## 指示
熱線反射積層体についての本文から、「熱線反射積層体及び熱線反射層形成用塗布液」で始まり「術として期待が高まっている。」で終わる部分を、両端の語句も含めて一字一句違えずに書き写してください。

## 提供本文
================================
説明

熱線反射積層体及び熱線反射層形成用塗布液

【課題】十分な熱線反射性能及び密着性を持つ熱線反射積層体及びそれを得るために十分な塗布性能を持つ熱線反射層形成用塗布液を提供することにある。
【解決手段】銀を含む金属微粒子、極性溶媒及びバインダー成分を含有する塗布液において、前記バインダー成分が下記(i)、(ii)を含み、バインダー成分中、(i)の割合が5〜80重量%であり、かつ、(ii)の割合が20〜95重量%であることを特徴とする熱線反射層形成用塗布液。
(i)親水基を持つ樹脂
(ii)アルコキシシランの加水分解物又は/及びその重縮合物

【発明の詳細な説明】
【技術分野】
【0001】
本発明は、可視光線を透過し、熱線(赤外線)を反射する熱線反射積層体と、熱線反射層形成用塗布液に関するものである。
【背景技術】
【0002】
近年、環境技術に対する関心が高まっており、利便性、快適性を損なわずにエネルギー効率を高める技術は非常に注目されているが、その中で、熱線反射は自動車や建物の窓等に適用することによって、室内の快適性を向上させながら、空調に要するエネルギーを低減させる技術として期待が高まっている。
太陽光は可視光、紫外光の他に、エネルギーの約半分を占める赤外光を含んでいるが、赤外光は皮膚に当たるとその温度を上昇させ、いわゆるジリジリ感を催させ、また、物体一般に照射されるとその温度を上昇させるため熱線と呼ばれ、自動車、建物等の室内温度上昇の大きな要因となる。
================================
## 提供資料
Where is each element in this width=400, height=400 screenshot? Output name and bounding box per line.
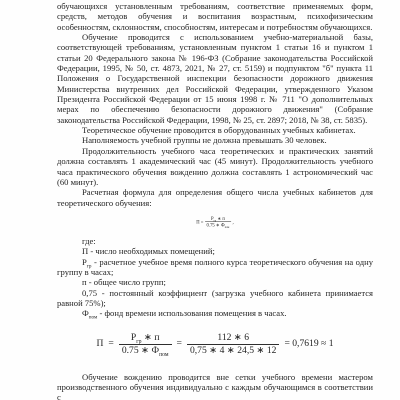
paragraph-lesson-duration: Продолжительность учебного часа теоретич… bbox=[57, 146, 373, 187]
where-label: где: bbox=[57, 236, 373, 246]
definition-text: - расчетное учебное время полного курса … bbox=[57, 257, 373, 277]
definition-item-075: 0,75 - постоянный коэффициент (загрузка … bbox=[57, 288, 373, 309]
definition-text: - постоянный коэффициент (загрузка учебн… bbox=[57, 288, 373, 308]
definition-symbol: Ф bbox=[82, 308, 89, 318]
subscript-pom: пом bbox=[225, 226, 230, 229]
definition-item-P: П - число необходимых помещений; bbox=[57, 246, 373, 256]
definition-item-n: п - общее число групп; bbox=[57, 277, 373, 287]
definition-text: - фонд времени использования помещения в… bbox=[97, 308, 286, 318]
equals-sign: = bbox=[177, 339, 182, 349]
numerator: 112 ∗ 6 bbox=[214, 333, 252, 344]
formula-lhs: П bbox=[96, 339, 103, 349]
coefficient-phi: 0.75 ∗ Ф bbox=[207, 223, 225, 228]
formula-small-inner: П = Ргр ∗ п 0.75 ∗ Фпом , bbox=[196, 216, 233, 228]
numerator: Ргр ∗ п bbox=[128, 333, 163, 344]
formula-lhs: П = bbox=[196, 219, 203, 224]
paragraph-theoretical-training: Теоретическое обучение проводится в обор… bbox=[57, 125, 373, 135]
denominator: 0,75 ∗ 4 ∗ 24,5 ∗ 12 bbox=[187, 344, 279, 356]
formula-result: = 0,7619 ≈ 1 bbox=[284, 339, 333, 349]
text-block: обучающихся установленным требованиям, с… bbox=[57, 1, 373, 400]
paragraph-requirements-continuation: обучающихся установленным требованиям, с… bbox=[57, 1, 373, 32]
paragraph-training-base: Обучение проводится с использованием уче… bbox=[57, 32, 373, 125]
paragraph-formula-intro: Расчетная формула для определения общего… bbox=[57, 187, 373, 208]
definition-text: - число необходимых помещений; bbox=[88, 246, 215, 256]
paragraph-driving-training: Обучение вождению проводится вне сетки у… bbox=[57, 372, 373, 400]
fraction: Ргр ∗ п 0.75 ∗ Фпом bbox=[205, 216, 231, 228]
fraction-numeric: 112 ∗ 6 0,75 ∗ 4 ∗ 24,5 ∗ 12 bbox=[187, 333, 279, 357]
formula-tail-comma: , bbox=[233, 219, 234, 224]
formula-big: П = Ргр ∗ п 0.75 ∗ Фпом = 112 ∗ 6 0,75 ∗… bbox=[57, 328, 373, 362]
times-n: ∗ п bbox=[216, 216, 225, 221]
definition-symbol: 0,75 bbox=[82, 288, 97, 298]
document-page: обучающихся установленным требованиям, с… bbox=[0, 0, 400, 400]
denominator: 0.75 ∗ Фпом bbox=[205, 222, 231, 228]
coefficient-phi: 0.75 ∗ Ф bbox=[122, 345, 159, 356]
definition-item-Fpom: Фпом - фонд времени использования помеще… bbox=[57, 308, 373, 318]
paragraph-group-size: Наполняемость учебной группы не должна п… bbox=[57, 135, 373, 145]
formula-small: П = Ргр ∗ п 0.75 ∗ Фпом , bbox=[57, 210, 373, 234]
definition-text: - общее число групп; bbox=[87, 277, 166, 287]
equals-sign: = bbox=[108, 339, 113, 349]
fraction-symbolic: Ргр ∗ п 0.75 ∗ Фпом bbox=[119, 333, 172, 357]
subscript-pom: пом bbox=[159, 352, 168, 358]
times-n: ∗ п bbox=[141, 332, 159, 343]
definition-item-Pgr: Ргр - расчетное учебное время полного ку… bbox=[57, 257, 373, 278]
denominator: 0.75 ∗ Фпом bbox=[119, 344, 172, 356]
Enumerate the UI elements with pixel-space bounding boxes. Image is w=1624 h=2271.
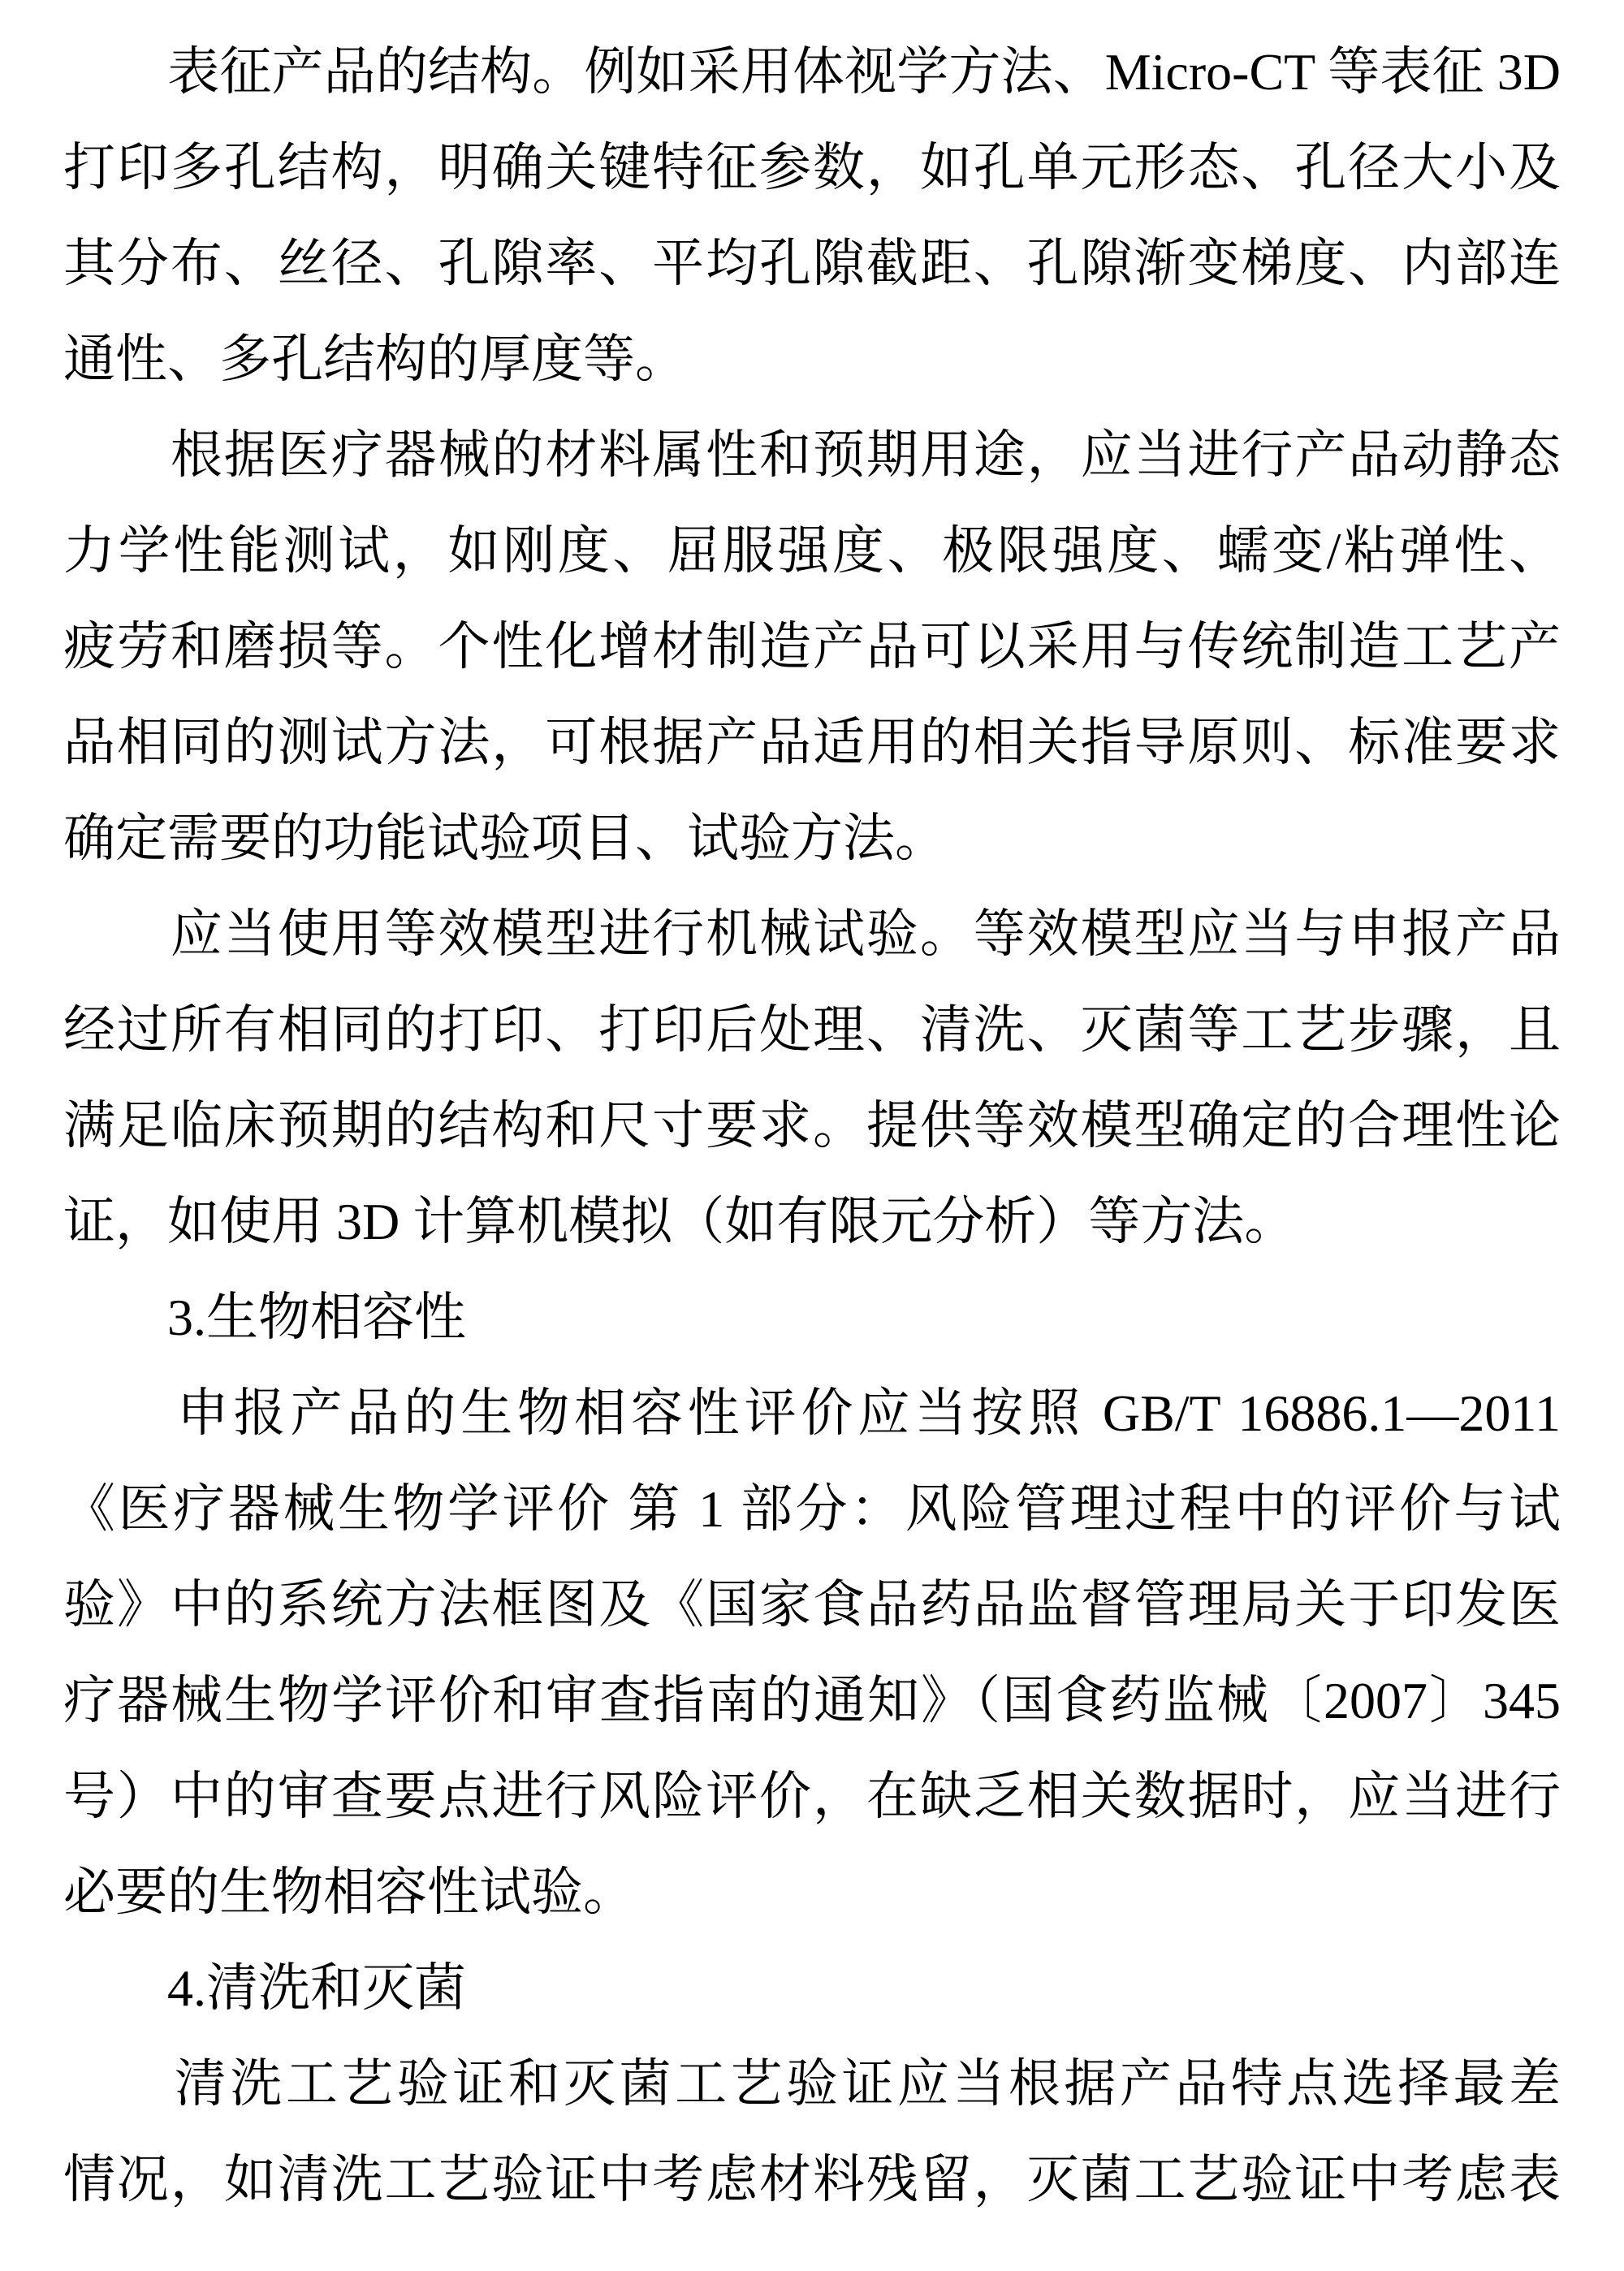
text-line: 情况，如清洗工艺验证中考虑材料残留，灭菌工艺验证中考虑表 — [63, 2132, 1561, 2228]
================================
## 完全な解答
熱線反射積層体及び熱線反射層形成用塗布液

【課題】十分な熱線反射性能及び密着性を持つ熱線反射積層体及びそれを得るために十分な塗布性能を持つ熱線反射層形成用塗布液を提供することにある。
【解決手段】銀を含む金属微粒子、極性溶媒及びバインダー成分を含有する塗布液において、前記バインダー成分が下記(i)、(ii)を含み、バインダー成分中、(i)の割合が5〜80重量%であり、かつ、(ii)の割合が20〜95重量%であることを特徴とする熱線反射層形成用塗布液。
(i)親水基を持つ樹脂
(ii)アルコキシシランの加水分解物又は/及びその重縮合物

【発明の詳細な説明】
【技術分野】
【0001】
本発明は、可視光線を透過し、熱線(赤外線)を反射する熱線反射積層体と、熱線反射層形成用塗布液に関するものである。
【背景技術】
【0002】
近年、環境技術に対する関心が高まっており、利便性、快適性を損なわずにエネルギー効率を高める技術は非常に注目されているが、その中で、熱線反射は自動車や建物の窓等に適用することによって、室内の快適性を向上させながら、空調に要するエネルギーを低減させる技術として期待が高まっている。